**Required task**
Present each line of the entries below that holds the word "smooth".

**Records for the exercise**
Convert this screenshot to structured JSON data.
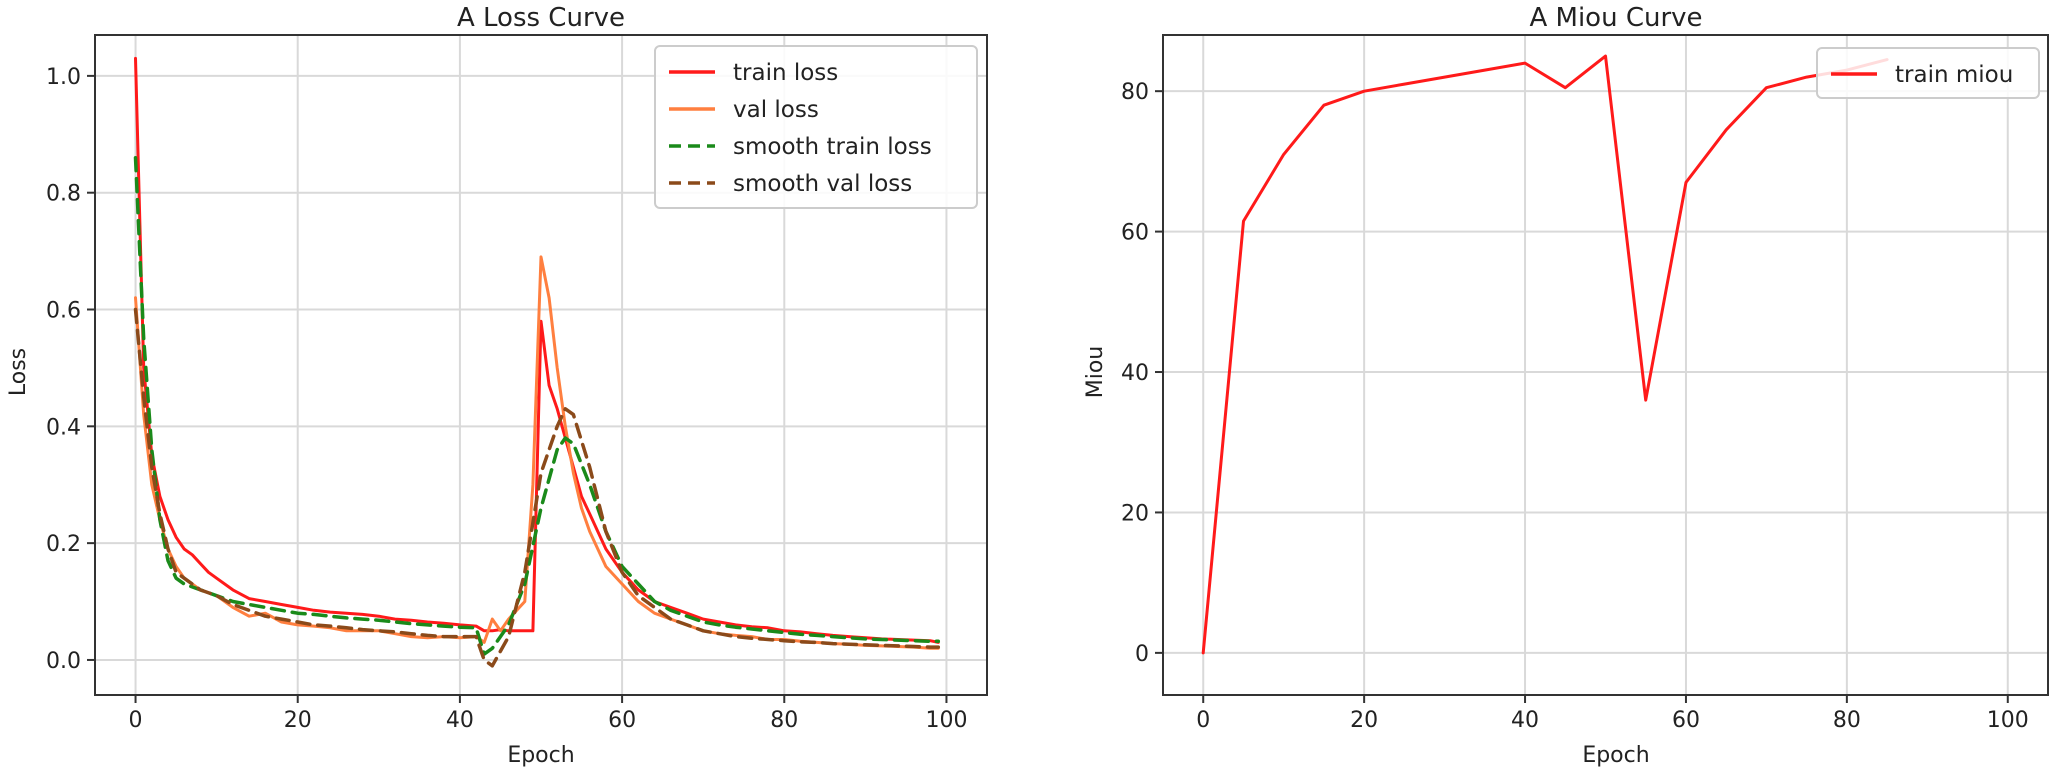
{
  "chart_data": [
    {
      "type": "line",
      "title": "A Loss Curve",
      "xlabel": "Epoch",
      "ylabel": "Loss",
      "xlim": [
        -5,
        105
      ],
      "ylim": [
        -0.06,
        1.07
      ],
      "xticks": [
        0,
        20,
        40,
        60,
        80,
        100
      ],
      "yticks": [
        0.0,
        0.2,
        0.4,
        0.6,
        0.8,
        1.0
      ],
      "grid": true,
      "legend_position": "top-right",
      "series": [
        {
          "name": "train loss",
          "color": "#ff1a1a",
          "dash": "solid",
          "x": [
            0,
            1,
            2,
            3,
            4,
            5,
            6,
            7,
            8,
            9,
            10,
            12,
            14,
            16,
            18,
            20,
            22,
            24,
            26,
            28,
            30,
            32,
            34,
            36,
            38,
            40,
            42,
            43,
            44,
            45,
            46,
            48,
            49,
            50,
            51,
            52,
            53,
            54,
            55,
            56,
            57,
            58,
            60,
            62,
            64,
            66,
            68,
            70,
            72,
            74,
            76,
            78,
            80,
            82,
            84,
            86,
            88,
            90,
            92,
            94,
            96,
            98,
            99
          ],
          "y": [
            1.03,
            0.5,
            0.35,
            0.28,
            0.24,
            0.21,
            0.19,
            0.18,
            0.165,
            0.15,
            0.14,
            0.12,
            0.105,
            0.1,
            0.095,
            0.09,
            0.085,
            0.082,
            0.08,
            0.078,
            0.075,
            0.07,
            0.068,
            0.065,
            0.063,
            0.06,
            0.058,
            0.05,
            0.05,
            0.052,
            0.05,
            0.05,
            0.05,
            0.58,
            0.47,
            0.43,
            0.38,
            0.33,
            0.28,
            0.25,
            0.22,
            0.19,
            0.15,
            0.12,
            0.1,
            0.09,
            0.08,
            0.07,
            0.065,
            0.06,
            0.057,
            0.055,
            0.05,
            0.048,
            0.045,
            0.042,
            0.04,
            0.038,
            0.036,
            0.035,
            0.034,
            0.033,
            0.03
          ]
        },
        {
          "name": "val loss",
          "color": "#ff7f3f",
          "dash": "solid",
          "x": [
            0,
            1,
            2,
            3,
            4,
            5,
            6,
            7,
            8,
            10,
            12,
            14,
            16,
            18,
            20,
            22,
            24,
            26,
            28,
            30,
            32,
            34,
            36,
            38,
            40,
            42,
            43,
            44,
            45,
            46,
            48,
            49,
            50,
            51,
            52,
            53,
            54,
            55,
            56,
            57,
            58,
            60,
            62,
            64,
            66,
            68,
            70,
            72,
            74,
            76,
            78,
            80,
            82,
            84,
            86,
            88,
            90,
            92,
            94,
            96,
            98,
            99
          ],
          "y": [
            0.62,
            0.42,
            0.3,
            0.24,
            0.19,
            0.16,
            0.14,
            0.13,
            0.12,
            0.11,
            0.09,
            0.075,
            0.08,
            0.065,
            0.06,
            0.058,
            0.055,
            0.05,
            0.05,
            0.05,
            0.045,
            0.04,
            0.038,
            0.04,
            0.038,
            0.04,
            0.03,
            0.07,
            0.05,
            0.07,
            0.1,
            0.3,
            0.69,
            0.62,
            0.5,
            0.4,
            0.32,
            0.26,
            0.22,
            0.19,
            0.16,
            0.13,
            0.1,
            0.08,
            0.07,
            0.06,
            0.05,
            0.045,
            0.042,
            0.04,
            0.035,
            0.035,
            0.032,
            0.03,
            0.028,
            0.027,
            0.025,
            0.024,
            0.023,
            0.022,
            0.02,
            0.02
          ]
        },
        {
          "name": "smooth train loss",
          "color": "#1a8a1a",
          "dash": "dashed",
          "x": [
            0,
            1,
            2,
            3,
            4,
            5,
            6,
            8,
            10,
            12,
            14,
            16,
            18,
            20,
            22,
            24,
            26,
            28,
            30,
            32,
            34,
            36,
            38,
            40,
            42,
            43,
            44,
            46,
            48,
            50,
            52,
            53,
            54,
            56,
            58,
            60,
            62,
            64,
            66,
            68,
            70,
            72,
            74,
            76,
            78,
            80,
            82,
            84,
            86,
            88,
            90,
            92,
            94,
            96,
            98,
            99
          ],
          "y": [
            0.86,
            0.55,
            0.36,
            0.24,
            0.17,
            0.14,
            0.13,
            0.12,
            0.11,
            0.1,
            0.095,
            0.09,
            0.085,
            0.08,
            0.078,
            0.075,
            0.072,
            0.07,
            0.068,
            0.065,
            0.062,
            0.06,
            0.058,
            0.056,
            0.055,
            0.01,
            0.02,
            0.06,
            0.13,
            0.26,
            0.36,
            0.38,
            0.37,
            0.3,
            0.22,
            0.16,
            0.13,
            0.1,
            0.085,
            0.075,
            0.065,
            0.06,
            0.056,
            0.053,
            0.05,
            0.047,
            0.044,
            0.042,
            0.04,
            0.038,
            0.036,
            0.035,
            0.034,
            0.033,
            0.032,
            0.032
          ]
        },
        {
          "name": "smooth val loss",
          "color": "#8b4a1a",
          "dash": "dashed",
          "x": [
            0,
            1,
            2,
            3,
            4,
            5,
            6,
            8,
            10,
            12,
            14,
            16,
            18,
            20,
            22,
            24,
            26,
            28,
            30,
            32,
            34,
            36,
            38,
            40,
            42,
            43,
            44,
            46,
            48,
            50,
            51,
            52,
            53,
            54,
            56,
            58,
            60,
            62,
            64,
            66,
            68,
            70,
            72,
            74,
            76,
            78,
            80,
            82,
            84,
            86,
            88,
            90,
            92,
            94,
            96,
            98,
            99
          ],
          "y": [
            0.6,
            0.45,
            0.33,
            0.25,
            0.19,
            0.15,
            0.14,
            0.12,
            0.11,
            0.095,
            0.085,
            0.075,
            0.07,
            0.065,
            0.06,
            0.058,
            0.055,
            0.052,
            0.05,
            0.048,
            0.045,
            0.042,
            0.04,
            0.04,
            0.04,
            0.0,
            -0.01,
            0.04,
            0.15,
            0.32,
            0.36,
            0.4,
            0.43,
            0.42,
            0.33,
            0.22,
            0.15,
            0.11,
            0.09,
            0.07,
            0.06,
            0.05,
            0.045,
            0.04,
            0.037,
            0.035,
            0.033,
            0.031,
            0.03,
            0.028,
            0.027,
            0.026,
            0.025,
            0.024,
            0.023,
            0.022,
            0.022
          ]
        }
      ]
    },
    {
      "type": "line",
      "title": "A Miou Curve",
      "xlabel": "Epoch",
      "ylabel": "Miou",
      "xlim": [
        -5,
        105
      ],
      "ylim": [
        -6,
        88
      ],
      "xticks": [
        0,
        20,
        40,
        60,
        80,
        100
      ],
      "yticks": [
        0,
        20,
        40,
        60,
        80
      ],
      "grid": true,
      "legend_position": "top-right",
      "series": [
        {
          "name": "train miou",
          "color": "#ff1a1a",
          "dash": "solid",
          "x": [
            0,
            5,
            10,
            15,
            20,
            25,
            30,
            35,
            40,
            45,
            50,
            55,
            60,
            65,
            70,
            75,
            80,
            85
          ],
          "y": [
            0,
            61.5,
            71,
            78,
            80,
            81,
            82,
            83,
            84,
            80.5,
            85,
            36,
            67,
            74.5,
            80.5,
            82,
            83,
            84.5
          ]
        }
      ]
    }
  ]
}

**Expected output**
          "name": "smooth train loss",
          "name": "smooth val loss",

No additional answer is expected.